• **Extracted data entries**

#####

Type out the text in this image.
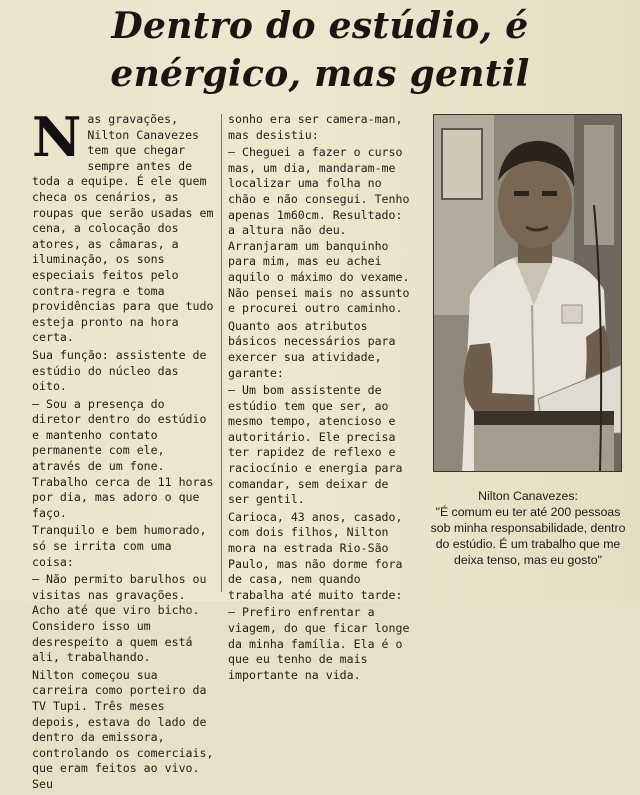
Dentro do estúdio, é
enérgico, mas gentil

N as gravações, Nilton Canavezes tem que chegar sempre antes de toda a equipe. É ele quem checa os cenários, as roupas que serão usadas em cena, a colocação dos atores, as câmaras, a iluminação, os sons especiais feitos pelo contra-regra e toma providências para que tudo esteja pronto na hora certa.

Sua função: assistente de estúdio do núcleo das oito.

— Sou a presença do diretor dentro do estúdio e mantenho contato permanente com ele, através de um fone. Trabalho cerca de 11 horas por dia, mas adoro o que faço.

Tranquilo e bem humorado, só se irrita com uma coisa:

— Não permito barulhos ou visitas nas gravações. Acho até que viro bicho. Considero isso um desrespeito a quem está ali, trabalhando.

Nilton começou sua carreira como porteiro da TV Tupi. Três meses depois, estava do lado de dentro da emissora, controlando os comerciais, que eram feitos ao vivo. Seu

sonho era ser camera-man, mas desistiu:

— Cheguei a fazer o curso mas, um dia, mandaram-me localizar uma folha no chão e não consegui. Tenho apenas 1m60cm. Resultado: a altura não deu. Arranjaram um banquinho para mim, mas eu achei aquilo o máximo do vexame. Não pensei mais no assunto e procurei outro caminho.

Quanto aos atributos básicos necessários para exercer sua atividade, garante:

— Um bom assistente de estúdio tem que ser, ao mesmo tempo, atencioso e autoritário. Ele precisa ter rapidez de reflexo e raciocínio e energia para comandar, sem deixar de ser gentil.

Carioca, 43 anos, casado, com dois filhos, Nilton mora na estrada Rio-São Paulo, mas não dorme fora de casa, nem quando trabalha até muito tarde:

— Prefiro enfrentar a viagem, do que ficar longe da minha família. Ela é o que eu tenho de mais importante na vida.

Nilton Canavezes:
"É comum eu ter até 200 pessoas sob minha responsabilidade, dentro do estúdio. É um trabalho que me deixa tenso, mas eu gosto"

#####

• **Aim of the task**
In the entries above, find each line with the word "assistente" and copy it.

• **Result below**
Sua função: assistente de estúdio do núcleo das oito.
— Um bom assistente de estúdio tem que ser, ao mesmo tempo, atencioso e autoritário. Ele precisa ter rapidez de reflexo e raciocínio e energia para comandar, sem deixar de ser gentil.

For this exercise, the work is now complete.